In the entries below, find every line with "szybko" and copy it.

[Records from a collection]
----
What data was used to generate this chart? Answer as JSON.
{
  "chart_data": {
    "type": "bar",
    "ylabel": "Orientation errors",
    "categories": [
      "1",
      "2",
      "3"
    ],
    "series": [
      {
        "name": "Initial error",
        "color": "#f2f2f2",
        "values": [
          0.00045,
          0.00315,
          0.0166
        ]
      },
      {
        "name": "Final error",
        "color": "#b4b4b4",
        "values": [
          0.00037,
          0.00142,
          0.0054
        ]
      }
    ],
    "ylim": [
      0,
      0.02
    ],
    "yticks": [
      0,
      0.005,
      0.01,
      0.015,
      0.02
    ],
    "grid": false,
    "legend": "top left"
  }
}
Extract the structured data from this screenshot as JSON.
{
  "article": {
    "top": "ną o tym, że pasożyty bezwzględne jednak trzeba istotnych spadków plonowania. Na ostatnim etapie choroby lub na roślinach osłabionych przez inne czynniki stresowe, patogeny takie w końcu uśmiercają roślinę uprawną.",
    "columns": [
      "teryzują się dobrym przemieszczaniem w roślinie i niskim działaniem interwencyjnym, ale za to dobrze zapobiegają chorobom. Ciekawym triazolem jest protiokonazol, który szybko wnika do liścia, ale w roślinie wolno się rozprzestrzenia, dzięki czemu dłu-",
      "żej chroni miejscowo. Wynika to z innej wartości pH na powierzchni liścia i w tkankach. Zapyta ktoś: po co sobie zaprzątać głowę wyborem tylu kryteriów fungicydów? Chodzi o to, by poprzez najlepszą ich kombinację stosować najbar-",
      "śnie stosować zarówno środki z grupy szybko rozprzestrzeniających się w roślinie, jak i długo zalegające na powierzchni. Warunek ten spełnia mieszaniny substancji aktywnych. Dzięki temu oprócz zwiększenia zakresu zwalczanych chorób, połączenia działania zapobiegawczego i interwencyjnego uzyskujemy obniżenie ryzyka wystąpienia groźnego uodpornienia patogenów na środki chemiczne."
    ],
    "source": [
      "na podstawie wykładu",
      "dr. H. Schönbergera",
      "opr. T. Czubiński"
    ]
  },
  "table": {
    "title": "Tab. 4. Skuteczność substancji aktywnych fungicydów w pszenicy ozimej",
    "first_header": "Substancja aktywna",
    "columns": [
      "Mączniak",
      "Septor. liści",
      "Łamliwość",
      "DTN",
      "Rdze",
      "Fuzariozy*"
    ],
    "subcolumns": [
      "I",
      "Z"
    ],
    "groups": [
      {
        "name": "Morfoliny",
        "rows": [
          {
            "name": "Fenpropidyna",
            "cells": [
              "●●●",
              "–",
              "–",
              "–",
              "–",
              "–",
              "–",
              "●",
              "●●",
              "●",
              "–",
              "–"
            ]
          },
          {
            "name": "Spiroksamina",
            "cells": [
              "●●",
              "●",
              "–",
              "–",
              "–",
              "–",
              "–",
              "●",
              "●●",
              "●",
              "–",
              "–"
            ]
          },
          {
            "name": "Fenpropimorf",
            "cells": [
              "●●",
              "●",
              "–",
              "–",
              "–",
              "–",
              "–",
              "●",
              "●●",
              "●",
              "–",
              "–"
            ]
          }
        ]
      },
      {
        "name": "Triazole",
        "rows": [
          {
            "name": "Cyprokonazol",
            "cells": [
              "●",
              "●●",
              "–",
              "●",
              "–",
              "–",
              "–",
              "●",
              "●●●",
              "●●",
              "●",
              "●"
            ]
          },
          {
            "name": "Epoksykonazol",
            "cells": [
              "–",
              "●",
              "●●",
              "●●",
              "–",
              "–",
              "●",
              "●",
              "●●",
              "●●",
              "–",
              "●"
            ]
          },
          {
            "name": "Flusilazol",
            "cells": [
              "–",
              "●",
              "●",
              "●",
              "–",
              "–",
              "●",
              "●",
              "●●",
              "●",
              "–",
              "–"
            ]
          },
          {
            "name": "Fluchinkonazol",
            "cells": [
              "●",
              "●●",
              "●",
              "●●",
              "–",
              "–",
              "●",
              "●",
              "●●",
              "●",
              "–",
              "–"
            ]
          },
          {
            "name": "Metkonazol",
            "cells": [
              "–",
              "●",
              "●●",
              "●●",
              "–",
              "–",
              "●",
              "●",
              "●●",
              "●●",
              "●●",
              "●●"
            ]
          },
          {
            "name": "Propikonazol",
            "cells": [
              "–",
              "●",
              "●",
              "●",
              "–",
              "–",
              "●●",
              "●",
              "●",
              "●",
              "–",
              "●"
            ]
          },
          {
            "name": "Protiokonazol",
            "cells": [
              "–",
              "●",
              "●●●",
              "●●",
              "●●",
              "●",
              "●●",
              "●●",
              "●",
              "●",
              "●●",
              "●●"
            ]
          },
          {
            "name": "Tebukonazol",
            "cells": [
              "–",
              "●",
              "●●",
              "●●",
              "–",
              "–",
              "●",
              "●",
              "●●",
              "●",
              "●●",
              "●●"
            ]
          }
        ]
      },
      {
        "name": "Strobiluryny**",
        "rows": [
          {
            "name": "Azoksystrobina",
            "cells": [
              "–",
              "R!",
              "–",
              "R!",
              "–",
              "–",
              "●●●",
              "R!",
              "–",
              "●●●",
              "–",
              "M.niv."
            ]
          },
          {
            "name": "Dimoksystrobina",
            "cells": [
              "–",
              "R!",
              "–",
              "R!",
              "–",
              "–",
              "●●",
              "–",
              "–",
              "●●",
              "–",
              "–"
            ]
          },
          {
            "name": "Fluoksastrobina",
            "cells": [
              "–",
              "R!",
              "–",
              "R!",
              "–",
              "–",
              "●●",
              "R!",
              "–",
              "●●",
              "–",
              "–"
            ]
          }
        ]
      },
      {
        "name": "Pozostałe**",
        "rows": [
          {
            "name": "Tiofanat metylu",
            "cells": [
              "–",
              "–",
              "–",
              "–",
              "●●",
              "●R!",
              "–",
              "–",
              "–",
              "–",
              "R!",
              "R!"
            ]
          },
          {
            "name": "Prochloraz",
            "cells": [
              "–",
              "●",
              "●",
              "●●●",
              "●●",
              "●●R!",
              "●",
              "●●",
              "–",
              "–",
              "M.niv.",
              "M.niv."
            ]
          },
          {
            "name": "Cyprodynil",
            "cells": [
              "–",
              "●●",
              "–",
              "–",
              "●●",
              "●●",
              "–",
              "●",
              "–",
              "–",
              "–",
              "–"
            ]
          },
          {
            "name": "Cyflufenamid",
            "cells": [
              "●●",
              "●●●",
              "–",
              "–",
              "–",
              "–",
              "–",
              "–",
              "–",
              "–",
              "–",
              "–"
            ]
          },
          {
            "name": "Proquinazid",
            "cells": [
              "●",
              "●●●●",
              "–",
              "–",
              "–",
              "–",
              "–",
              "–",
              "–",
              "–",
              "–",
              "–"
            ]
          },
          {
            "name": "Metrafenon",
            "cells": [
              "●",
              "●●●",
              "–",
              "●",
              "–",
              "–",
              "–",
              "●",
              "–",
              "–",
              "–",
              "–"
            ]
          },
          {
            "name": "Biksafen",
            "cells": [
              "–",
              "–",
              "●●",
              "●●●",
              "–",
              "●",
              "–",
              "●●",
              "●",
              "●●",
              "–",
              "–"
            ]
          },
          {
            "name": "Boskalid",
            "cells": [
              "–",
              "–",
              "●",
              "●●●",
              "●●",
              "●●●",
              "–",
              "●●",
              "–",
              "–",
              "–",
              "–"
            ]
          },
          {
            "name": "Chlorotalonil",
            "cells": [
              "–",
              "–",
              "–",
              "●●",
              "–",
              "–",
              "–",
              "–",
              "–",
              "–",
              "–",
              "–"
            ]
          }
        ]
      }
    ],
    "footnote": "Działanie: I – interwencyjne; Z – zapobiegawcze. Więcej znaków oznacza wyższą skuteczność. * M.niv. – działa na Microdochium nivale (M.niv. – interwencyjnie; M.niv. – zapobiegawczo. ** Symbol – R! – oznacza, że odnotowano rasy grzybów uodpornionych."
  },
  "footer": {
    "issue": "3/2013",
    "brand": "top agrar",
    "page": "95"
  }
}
----
WORKED ANSWER.
      "teryzują się dobrym przemieszczaniem w roślinie i niskim działaniem interwencyjnym, ale za to dobrze zapobiegają chorobom. Ciekawym triazolem jest protiokonazol, który szybko wnika do liścia, ale w roślinie wolno się rozprzestrzenia, dzięki czemu dłu-",
      "śnie stosować zarówno środki z grupy szybko rozprzestrzeniających się w roślinie, jak i długo zalegające na powierzchni. Warunek ten spełnia mieszaniny substancji aktywnych. Dzięki temu oprócz zwiększenia zakresu zwalczanych chorób, połączenia działania zapobiegawczego i interwencyjnego uzyskujemy obniżenie ryzyka wystąpienia groźnego uodpornienia patogenów na środki chemiczne."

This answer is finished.